Leave the pictures out. Return all other data exactly.

- **Records supplied**
>>>>>

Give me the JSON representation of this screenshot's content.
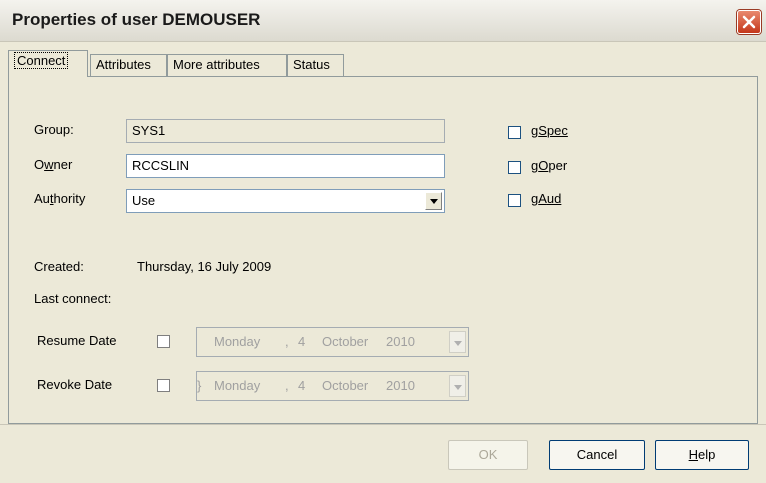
{
  "window": {
    "title": "Properties of user DEMOUSER"
  },
  "tabs": [
    {
      "label": "Connect",
      "active": true
    },
    {
      "label": "Attributes",
      "active": false
    },
    {
      "label": "More attributes",
      "active": false
    },
    {
      "label": "Status",
      "active": false
    }
  ],
  "form": {
    "group_label": "Group:",
    "group_value": "SYS1",
    "owner_label_pre": "O",
    "owner_label_u": "w",
    "owner_label_post": "ner",
    "owner_value": "RCCSLIN",
    "authority_label_pre": "Au",
    "authority_label_u": "t",
    "authority_label_post": "hority",
    "authority_value": "Use",
    "created_label": "Created:",
    "created_value": "Thursday, 16 July 2009",
    "last_connect_label": "Last connect:",
    "resume_label": "Resume Date",
    "revoke_label": "Revoke Date",
    "resume_date": {
      "weekday": "Monday",
      "day": "4",
      "month": "October",
      "year": "2010"
    },
    "revoke_date": {
      "weekday": "Monday",
      "day": "4",
      "month": "October",
      "year": "2010"
    },
    "date_sep": ","
  },
  "options": {
    "gspec": {
      "pre": "g",
      "u": "S",
      "post": "pec",
      "checked": false
    },
    "goper": {
      "pre": "g",
      "u": "O",
      "post": "per",
      "checked": false
    },
    "gaud": {
      "pre": "g",
      "u": "A",
      "post": "ud",
      "checked": false
    }
  },
  "buttons": {
    "ok": "OK",
    "cancel": "Cancel",
    "help_u": "H",
    "help_post": "elp"
  },
  "colors": {
    "titlebar": "#ece9d8",
    "close": "#c4361a",
    "panel": "#ece9d8"
  }
}
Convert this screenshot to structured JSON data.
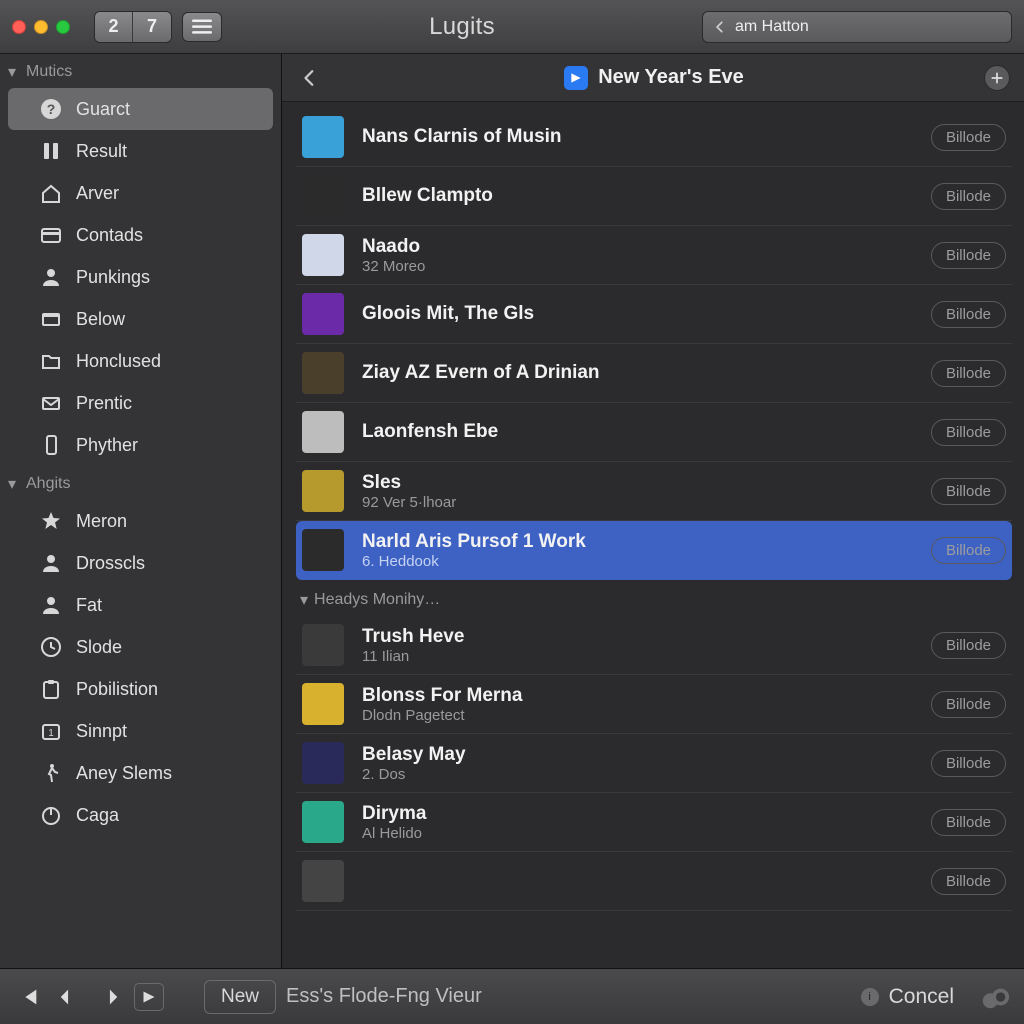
{
  "window": {
    "title": "Lugits",
    "seg_left": "2",
    "seg_right": "7"
  },
  "search": {
    "value": "am Hatton"
  },
  "sidebar": {
    "sections": [
      {
        "header": "Mutics",
        "items": [
          {
            "icon": "question",
            "label": "Guarct",
            "active": true
          },
          {
            "icon": "pause",
            "label": "Result"
          },
          {
            "icon": "house",
            "label": "Arver"
          },
          {
            "icon": "card",
            "label": "Contads"
          },
          {
            "icon": "person",
            "label": "Punkings"
          },
          {
            "icon": "rect",
            "label": "Below"
          },
          {
            "icon": "folder",
            "label": "Honclused"
          },
          {
            "icon": "mail",
            "label": "Prentic"
          },
          {
            "icon": "phone",
            "label": "Phyther"
          }
        ]
      },
      {
        "header": "Ahgits",
        "items": [
          {
            "icon": "star",
            "label": "Meron"
          },
          {
            "icon": "person",
            "label": "Drosscls"
          },
          {
            "icon": "personf",
            "label": "Fat"
          },
          {
            "icon": "clock",
            "label": "Slode"
          },
          {
            "icon": "clip",
            "label": "Pobilistion"
          },
          {
            "icon": "cal",
            "label": "Sinnpt"
          },
          {
            "icon": "walk",
            "label": "Aney Slems"
          },
          {
            "icon": "power",
            "label": "Caga"
          }
        ]
      }
    ]
  },
  "content": {
    "header_title": "New Year's Eve",
    "section2_header": "Headys Monihy…",
    "action_label": "Billode",
    "tracks1": [
      {
        "title": "Nans Clarnis of Musin",
        "sub": "",
        "art": "#3aa0d8",
        "selected": false
      },
      {
        "title": "Bllew Clampto",
        "sub": "",
        "art": "#2b2b2b",
        "selected": false
      },
      {
        "title": "Naado",
        "sub": "32 Moreo",
        "art": "#cfd7e8",
        "selected": false
      },
      {
        "title": "Gloois Mit, The Gls",
        "sub": "",
        "art": "#6b2aa8",
        "selected": false
      },
      {
        "title": "Ziay AZ Evern of A Drinian",
        "sub": "",
        "art": "#4a3f2a",
        "selected": false
      },
      {
        "title": "Laonfensh Ebe",
        "sub": "",
        "art": "#bdbdbd",
        "selected": false
      },
      {
        "title": "Sles",
        "sub": "92 Ver 5·lhoar",
        "art": "#b79a2e",
        "selected": false
      },
      {
        "title": "Narld Aris Pursof 1 Work",
        "sub": "6. Heddook",
        "art": "#2b2b2b",
        "selected": true
      }
    ],
    "tracks2": [
      {
        "title": "Trush Heve",
        "sub": "11 Ilian",
        "art": "#3a3a3a"
      },
      {
        "title": "Blonss For Merna",
        "sub": "Dlodn Pagetect",
        "art": "#d8b22e"
      },
      {
        "title": "Belasy May",
        "sub": "2. Dos",
        "art": "#2a2a5a"
      },
      {
        "title": "Diryma",
        "sub": "Al Helido",
        "art": "#2aa88a"
      },
      {
        "title": "",
        "sub": "",
        "art": "#444"
      }
    ]
  },
  "bottom": {
    "new_label": "New",
    "now_playing": "Ess's Flode-Fng Vieur",
    "cancel_label": "Concel"
  }
}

<<<<<

- **Complete response**
Give me the JSON representation of this screenshot's content.
{
  "window": {
    "title": "Properties of user DEMOUSER"
  },
  "tabs": [
    {
      "label": "Connect",
      "active": true
    },
    {
      "label": "Attributes",
      "active": false
    },
    {
      "label": "More attributes",
      "active": false
    },
    {
      "label": "Status",
      "active": false
    }
  ],
  "form": {
    "group_label": "Group:",
    "group_value": "SYS1",
    "owner_label_pre": "O",
    "owner_label_u": "w",
    "owner_label_post": "ner",
    "owner_value": "RCCSLIN",
    "authority_label_pre": "Au",
    "authority_label_u": "t",
    "authority_label_post": "hority",
    "authority_value": "Use",
    "created_label": "Created:",
    "created_value": "Thursday, 16 July 2009",
    "last_connect_label": "Last connect:",
    "resume_label": "Resume Date",
    "revoke_label": "Revoke Date",
    "resume_date": {
      "weekday": "Monday",
      "day": "4",
      "month": "October",
      "year": "2010"
    },
    "revoke_date": {
      "weekday": "Monday",
      "day": "4",
      "month": "October",
      "year": "2010"
    },
    "date_sep": ","
  },
  "options": {
    "gspec": {
      "pre": "g",
      "u": "S",
      "post": "pec",
      "checked": false
    },
    "goper": {
      "pre": "g",
      "u": "O",
      "post": "per",
      "checked": false
    },
    "gaud": {
      "pre": "g",
      "u": "A",
      "post": "ud",
      "checked": false
    }
  },
  "buttons": {
    "ok": "OK",
    "cancel": "Cancel",
    "help_u": "H",
    "help_post": "elp"
  },
  "colors": {
    "titlebar": "#ece9d8",
    "close": "#c4361a",
    "panel": "#ece9d8"
  }
}
Convert this screenshot to structured JSON data.
{
  "window": {
    "title": "Lugits",
    "seg_left": "2",
    "seg_right": "7"
  },
  "search": {
    "value": "am Hatton"
  },
  "sidebar": {
    "sections": [
      {
        "header": "Mutics",
        "items": [
          {
            "icon": "question",
            "label": "Guarct",
            "active": true
          },
          {
            "icon": "pause",
            "label": "Result"
          },
          {
            "icon": "house",
            "label": "Arver"
          },
          {
            "icon": "card",
            "label": "Contads"
          },
          {
            "icon": "person",
            "label": "Punkings"
          },
          {
            "icon": "rect",
            "label": "Below"
          },
          {
            "icon": "folder",
            "label": "Honclused"
          },
          {
            "icon": "mail",
            "label": "Prentic"
          },
          {
            "icon": "phone",
            "label": "Phyther"
          }
        ]
      },
      {
        "header": "Ahgits",
        "items": [
          {
            "icon": "star",
            "label": "Meron"
          },
          {
            "icon": "person",
            "label": "Drosscls"
          },
          {
            "icon": "personf",
            "label": "Fat"
          },
          {
            "icon": "clock",
            "label": "Slode"
          },
          {
            "icon": "clip",
            "label": "Pobilistion"
          },
          {
            "icon": "cal",
            "label": "Sinnpt"
          },
          {
            "icon": "walk",
            "label": "Aney Slems"
          },
          {
            "icon": "power",
            "label": "Caga"
          }
        ]
      }
    ]
  },
  "content": {
    "header_title": "New Year's Eve",
    "section2_header": "Headys Monihy…",
    "action_label": "Billode",
    "tracks1": [
      {
        "title": "Nans Clarnis of Musin",
        "sub": "",
        "art": "#3aa0d8",
        "selected": false
      },
      {
        "title": "Bllew Clampto",
        "sub": "",
        "art": "#2b2b2b",
        "selected": false
      },
      {
        "title": "Naado",
        "sub": "32 Moreo",
        "art": "#cfd7e8",
        "selected": false
      },
      {
        "title": "Gloois Mit, The Gls",
        "sub": "",
        "art": "#6b2aa8",
        "selected": false
      },
      {
        "title": "Ziay AZ Evern of A Drinian",
        "sub": "",
        "art": "#4a3f2a",
        "selected": false
      },
      {
        "title": "Laonfensh Ebe",
        "sub": "",
        "art": "#bdbdbd",
        "selected": false
      },
      {
        "title": "Sles",
        "sub": "92 Ver 5·lhoar",
        "art": "#b79a2e",
        "selected": false
      },
      {
        "title": "Narld Aris Pursof 1 Work",
        "sub": "6. Heddook",
        "art": "#2b2b2b",
        "selected": true
      }
    ],
    "tracks2": [
      {
        "title": "Trush Heve",
        "sub": "11 Ilian",
        "art": "#3a3a3a"
      },
      {
        "title": "Blonss For Merna",
        "sub": "Dlodn Pagetect",
        "art": "#d8b22e"
      },
      {
        "title": "Belasy May",
        "sub": "2. Dos",
        "art": "#2a2a5a"
      },
      {
        "title": "Diryma",
        "sub": "Al Helido",
        "art": "#2aa88a"
      },
      {
        "title": "",
        "sub": "",
        "art": "#444"
      }
    ]
  },
  "bottom": {
    "new_label": "New",
    "now_playing": "Ess's Flode-Fng Vieur",
    "cancel_label": "Concel"
  }
}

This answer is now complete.